(begin)
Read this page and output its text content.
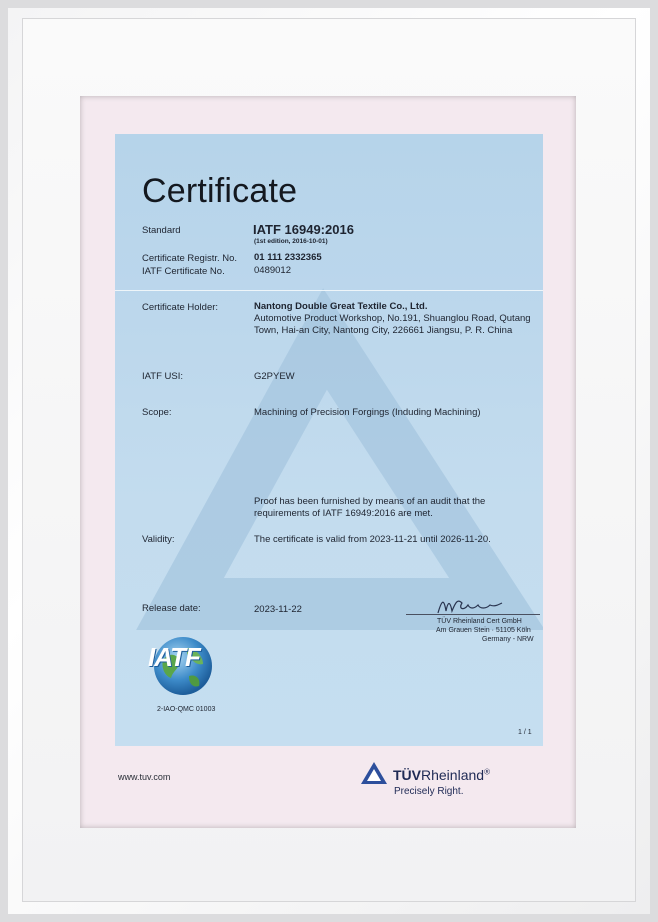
Certificate
Standard	IATF 16949:2016
(1st edition, 2016-10-01)
Certificate Registr. No. 01 111 2332365
IATF Certificate No.	0489012
Certificate Holder:	Nantong Double Great Textile Co., Ltd.
Automotive Product Workshop, No.191, Shuanglou Road, Qutang Town, Hai-an City, Nantong City, 226661 Jiangsu, P. R. China
IATF USI:	G2PYEW
Scope:	Machining of Precision Forgings (Induding Machining)
Proof has been furnished by means of an audit that the requirements of IATF 16949:2016 are met.
Validity:	The certificate is valid from 2023-11-21 until 2026-11-20.
Release date:	2023-11-22
TÜV Rheinland Cert GmbH
Am Grauen Stein · 51105 Köln
Germany - NRW
IATF
2-IAO-QMC 01003
1 / 1
www.tuv.com	TÜVRheinland®
Precisely Right.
(end)
*DO THIS*
Return every line holding the word "Nantong" from the records.

*ANSWER TO THIS PROBLEM*
Certificate Holder:	Nantong Double Great Textile Co., Ltd.
Automotive Product Workshop, No.191, Shuanglou Road, Qutang Town, Hai-an City, Nantong City, 226661 Jiangsu, P. R. China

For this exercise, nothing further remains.